▸ **THE PROBLEM**: Retype every entry below without altering anything.

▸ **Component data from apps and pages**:

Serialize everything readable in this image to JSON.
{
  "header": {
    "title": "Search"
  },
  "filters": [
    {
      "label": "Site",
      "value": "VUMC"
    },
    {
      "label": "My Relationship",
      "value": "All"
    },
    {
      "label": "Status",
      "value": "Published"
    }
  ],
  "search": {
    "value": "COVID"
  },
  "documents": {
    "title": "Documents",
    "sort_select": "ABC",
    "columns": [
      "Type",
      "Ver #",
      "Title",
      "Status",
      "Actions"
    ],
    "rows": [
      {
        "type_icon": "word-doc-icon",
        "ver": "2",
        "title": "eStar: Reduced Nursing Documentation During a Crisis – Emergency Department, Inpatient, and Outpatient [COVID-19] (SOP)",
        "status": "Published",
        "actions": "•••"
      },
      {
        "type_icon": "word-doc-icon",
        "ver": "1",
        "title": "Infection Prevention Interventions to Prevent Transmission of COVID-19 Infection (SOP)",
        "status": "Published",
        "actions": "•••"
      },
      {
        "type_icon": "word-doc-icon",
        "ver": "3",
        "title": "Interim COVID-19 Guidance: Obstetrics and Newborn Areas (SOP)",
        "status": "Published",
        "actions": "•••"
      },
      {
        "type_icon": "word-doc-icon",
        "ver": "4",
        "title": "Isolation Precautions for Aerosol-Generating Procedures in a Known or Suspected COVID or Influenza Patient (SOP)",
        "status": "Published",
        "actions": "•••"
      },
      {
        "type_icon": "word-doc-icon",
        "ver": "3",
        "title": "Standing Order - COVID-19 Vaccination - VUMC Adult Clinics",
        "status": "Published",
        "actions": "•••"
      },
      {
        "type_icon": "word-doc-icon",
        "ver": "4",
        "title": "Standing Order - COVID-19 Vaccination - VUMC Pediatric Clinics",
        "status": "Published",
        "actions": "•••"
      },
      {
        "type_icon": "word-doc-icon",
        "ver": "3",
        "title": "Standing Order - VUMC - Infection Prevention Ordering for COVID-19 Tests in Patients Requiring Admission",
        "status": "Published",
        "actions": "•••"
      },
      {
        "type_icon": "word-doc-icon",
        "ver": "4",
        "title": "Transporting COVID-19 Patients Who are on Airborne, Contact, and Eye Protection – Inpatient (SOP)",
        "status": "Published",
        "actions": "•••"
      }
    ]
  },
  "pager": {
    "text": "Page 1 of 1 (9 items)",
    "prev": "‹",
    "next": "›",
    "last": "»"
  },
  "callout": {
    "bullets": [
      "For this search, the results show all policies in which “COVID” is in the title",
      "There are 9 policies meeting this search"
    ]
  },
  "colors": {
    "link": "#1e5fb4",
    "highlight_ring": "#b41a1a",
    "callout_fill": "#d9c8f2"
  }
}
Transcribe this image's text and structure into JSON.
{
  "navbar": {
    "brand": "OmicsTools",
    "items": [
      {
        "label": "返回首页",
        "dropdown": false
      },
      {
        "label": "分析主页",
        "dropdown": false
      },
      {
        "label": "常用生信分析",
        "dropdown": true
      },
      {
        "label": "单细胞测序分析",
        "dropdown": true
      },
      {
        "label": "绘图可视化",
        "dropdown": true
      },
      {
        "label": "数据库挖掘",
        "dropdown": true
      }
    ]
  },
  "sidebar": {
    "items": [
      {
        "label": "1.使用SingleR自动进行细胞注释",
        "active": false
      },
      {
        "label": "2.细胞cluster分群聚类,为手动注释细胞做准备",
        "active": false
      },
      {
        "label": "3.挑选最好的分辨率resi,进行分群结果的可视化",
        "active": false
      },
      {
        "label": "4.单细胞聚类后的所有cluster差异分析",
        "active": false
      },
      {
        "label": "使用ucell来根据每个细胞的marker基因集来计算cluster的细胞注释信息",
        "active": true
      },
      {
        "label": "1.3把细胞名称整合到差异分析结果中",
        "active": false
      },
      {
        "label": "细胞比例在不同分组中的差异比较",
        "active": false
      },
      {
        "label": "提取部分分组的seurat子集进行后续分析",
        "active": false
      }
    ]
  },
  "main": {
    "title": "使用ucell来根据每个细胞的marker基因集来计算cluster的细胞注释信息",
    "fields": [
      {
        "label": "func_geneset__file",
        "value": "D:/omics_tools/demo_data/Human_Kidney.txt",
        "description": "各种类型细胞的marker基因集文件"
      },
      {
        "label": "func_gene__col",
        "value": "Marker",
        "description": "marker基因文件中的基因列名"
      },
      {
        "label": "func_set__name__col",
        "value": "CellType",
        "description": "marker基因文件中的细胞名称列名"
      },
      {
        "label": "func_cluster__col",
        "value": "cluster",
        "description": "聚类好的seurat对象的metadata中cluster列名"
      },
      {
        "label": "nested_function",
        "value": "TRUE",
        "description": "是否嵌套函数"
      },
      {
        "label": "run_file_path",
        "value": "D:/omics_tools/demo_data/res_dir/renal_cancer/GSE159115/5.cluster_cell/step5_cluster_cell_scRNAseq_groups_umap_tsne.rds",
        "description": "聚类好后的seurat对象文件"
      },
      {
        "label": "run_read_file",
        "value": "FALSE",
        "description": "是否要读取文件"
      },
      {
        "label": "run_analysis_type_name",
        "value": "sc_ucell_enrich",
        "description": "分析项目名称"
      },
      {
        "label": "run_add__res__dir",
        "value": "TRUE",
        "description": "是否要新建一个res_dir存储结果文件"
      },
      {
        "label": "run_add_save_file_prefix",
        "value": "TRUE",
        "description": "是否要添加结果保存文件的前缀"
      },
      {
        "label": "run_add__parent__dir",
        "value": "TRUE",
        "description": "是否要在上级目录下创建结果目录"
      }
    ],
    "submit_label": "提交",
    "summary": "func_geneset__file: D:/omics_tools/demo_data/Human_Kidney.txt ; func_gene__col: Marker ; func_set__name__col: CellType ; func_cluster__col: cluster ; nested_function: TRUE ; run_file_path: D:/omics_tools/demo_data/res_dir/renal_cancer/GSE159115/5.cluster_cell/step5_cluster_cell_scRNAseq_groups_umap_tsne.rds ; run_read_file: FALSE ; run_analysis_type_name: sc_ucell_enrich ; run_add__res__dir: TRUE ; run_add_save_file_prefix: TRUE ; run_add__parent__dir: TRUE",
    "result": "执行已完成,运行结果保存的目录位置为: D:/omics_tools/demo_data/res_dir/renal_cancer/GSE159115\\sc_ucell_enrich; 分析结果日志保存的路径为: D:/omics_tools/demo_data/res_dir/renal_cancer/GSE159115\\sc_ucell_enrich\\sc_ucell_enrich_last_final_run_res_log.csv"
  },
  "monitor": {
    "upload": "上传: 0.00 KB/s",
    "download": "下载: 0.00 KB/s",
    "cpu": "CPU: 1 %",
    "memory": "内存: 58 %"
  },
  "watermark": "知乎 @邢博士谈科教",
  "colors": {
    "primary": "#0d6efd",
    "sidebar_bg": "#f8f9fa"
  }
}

▸ **ANSWER SECTION**:
Serialize everything readable in this image to JSON.
{
  "header": {
    "title": "Search"
  },
  "filters": [
    {
      "label": "Site",
      "value": "VUMC"
    },
    {
      "label": "My Relationship",
      "value": "All"
    },
    {
      "label": "Status",
      "value": "Published"
    }
  ],
  "search": {
    "value": "COVID"
  },
  "documents": {
    "title": "Documents",
    "sort_select": "ABC",
    "columns": [
      "Type",
      "Ver #",
      "Title",
      "Status",
      "Actions"
    ],
    "rows": [
      {
        "type_icon": "word-doc-icon",
        "ver": "2",
        "title": "eStar: Reduced Nursing Documentation During a Crisis – Emergency Department, Inpatient, and Outpatient [COVID-19] (SOP)",
        "status": "Published",
        "actions": "•••"
      },
      {
        "type_icon": "word-doc-icon",
        "ver": "1",
        "title": "Infection Prevention Interventions to Prevent Transmission of COVID-19 Infection (SOP)",
        "status": "Published",
        "actions": "•••"
      },
      {
        "type_icon": "word-doc-icon",
        "ver": "3",
        "title": "Interim COVID-19 Guidance: Obstetrics and Newborn Areas (SOP)",
        "status": "Published",
        "actions": "•••"
      },
      {
        "type_icon": "word-doc-icon",
        "ver": "4",
        "title": "Isolation Precautions for Aerosol-Generating Procedures in a Known or Suspected COVID or Influenza Patient (SOP)",
        "status": "Published",
        "actions": "•••"
      },
      {
        "type_icon": "word-doc-icon",
        "ver": "3",
        "title": "Standing Order - COVID-19 Vaccination - VUMC Adult Clinics",
        "status": "Published",
        "actions": "•••"
      },
      {
        "type_icon": "word-doc-icon",
        "ver": "4",
        "title": "Standing Order - COVID-19 Vaccination - VUMC Pediatric Clinics",
        "status": "Published",
        "actions": "•••"
      },
      {
        "type_icon": "word-doc-icon",
        "ver": "3",
        "title": "Standing Order - VUMC - Infection Prevention Ordering for COVID-19 Tests in Patients Requiring Admission",
        "status": "Published",
        "actions": "•••"
      },
      {
        "type_icon": "word-doc-icon",
        "ver": "4",
        "title": "Transporting COVID-19 Patients Who are on Airborne, Contact, and Eye Protection – Inpatient (SOP)",
        "status": "Published",
        "actions": "•••"
      }
    ]
  },
  "pager": {
    "text": "Page 1 of 1 (9 items)",
    "prev": "‹",
    "next": "›",
    "last": "»"
  },
  "callout": {
    "bullets": [
      "For this search, the results show all policies in which “COVID” is in the title",
      "There are 9 policies meeting this search"
    ]
  },
  "colors": {
    "link": "#1e5fb4",
    "highlight_ring": "#b41a1a",
    "callout_fill": "#d9c8f2"
  }
}
Transcribe this image's text and structure into JSON.
{
  "navbar": {
    "brand": "OmicsTools",
    "items": [
      {
        "label": "返回首页",
        "dropdown": false
      },
      {
        "label": "分析主页",
        "dropdown": false
      },
      {
        "label": "常用生信分析",
        "dropdown": true
      },
      {
        "label": "单细胞测序分析",
        "dropdown": true
      },
      {
        "label": "绘图可视化",
        "dropdown": true
      },
      {
        "label": "数据库挖掘",
        "dropdown": true
      }
    ]
  },
  "sidebar": {
    "items": [
      {
        "label": "1.使用SingleR自动进行细胞注释",
        "active": false
      },
      {
        "label": "2.细胞cluster分群聚类,为手动注释细胞做准备",
        "active": false
      },
      {
        "label": "3.挑选最好的分辨率resi,进行分群结果的可视化",
        "active": false
      },
      {
        "label": "4.单细胞聚类后的所有cluster差异分析",
        "active": false
      },
      {
        "label": "使用ucell来根据每个细胞的marker基因集来计算cluster的细胞注释信息",
        "active": true
      },
      {
        "label": "1.3把细胞名称整合到差异分析结果中",
        "active": false
      },
      {
        "label": "细胞比例在不同分组中的差异比较",
        "active": false
      },
      {
        "label": "提取部分分组的seurat子集进行后续分析",
        "active": false
      }
    ]
  },
  "main": {
    "title": "使用ucell来根据每个细胞的marker基因集来计算cluster的细胞注释信息",
    "fields": [
      {
        "label": "func_geneset__file",
        "value": "D:/omics_tools/demo_data/Human_Kidney.txt",
        "description": "各种类型细胞的marker基因集文件"
      },
      {
        "label": "func_gene__col",
        "value": "Marker",
        "description": "marker基因文件中的基因列名"
      },
      {
        "label": "func_set__name__col",
        "value": "CellType",
        "description": "marker基因文件中的细胞名称列名"
      },
      {
        "label": "func_cluster__col",
        "value": "cluster",
        "description": "聚类好的seurat对象的metadata中cluster列名"
      },
      {
        "label": "nested_function",
        "value": "TRUE",
        "description": "是否嵌套函数"
      },
      {
        "label": "run_file_path",
        "value": "D:/omics_tools/demo_data/res_dir/renal_cancer/GSE159115/5.cluster_cell/step5_cluster_cell_scRNAseq_groups_umap_tsne.rds",
        "description": "聚类好后的seurat对象文件"
      },
      {
        "label": "run_read_file",
        "value": "FALSE",
        "description": "是否要读取文件"
      },
      {
        "label": "run_analysis_type_name",
        "value": "sc_ucell_enrich",
        "description": "分析项目名称"
      },
      {
        "label": "run_add__res__dir",
        "value": "TRUE",
        "description": "是否要新建一个res_dir存储结果文件"
      },
      {
        "label": "run_add_save_file_prefix",
        "value": "TRUE",
        "description": "是否要添加结果保存文件的前缀"
      },
      {
        "label": "run_add__parent__dir",
        "value": "TRUE",
        "description": "是否要在上级目录下创建结果目录"
      }
    ],
    "submit_label": "提交",
    "summary": "func_geneset__file: D:/omics_tools/demo_data/Human_Kidney.txt ; func_gene__col: Marker ; func_set__name__col: CellType ; func_cluster__col: cluster ; nested_function: TRUE ; run_file_path: D:/omics_tools/demo_data/res_dir/renal_cancer/GSE159115/5.cluster_cell/step5_cluster_cell_scRNAseq_groups_umap_tsne.rds ; run_read_file: FALSE ; run_analysis_type_name: sc_ucell_enrich ; run_add__res__dir: TRUE ; run_add_save_file_prefix: TRUE ; run_add__parent__dir: TRUE",
    "result": "执行已完成,运行结果保存的目录位置为: D:/omics_tools/demo_data/res_dir/renal_cancer/GSE159115\\sc_ucell_enrich; 分析结果日志保存的路径为: D:/omics_tools/demo_data/res_dir/renal_cancer/GSE159115\\sc_ucell_enrich\\sc_ucell_enrich_last_final_run_res_log.csv"
  },
  "monitor": {
    "upload": "上传: 0.00 KB/s",
    "download": "下载: 0.00 KB/s",
    "cpu": "CPU: 1 %",
    "memory": "内存: 58 %"
  },
  "watermark": "知乎 @邢博士谈科教",
  "colors": {
    "primary": "#0d6efd",
    "sidebar_bg": "#f8f9fa"
  }
}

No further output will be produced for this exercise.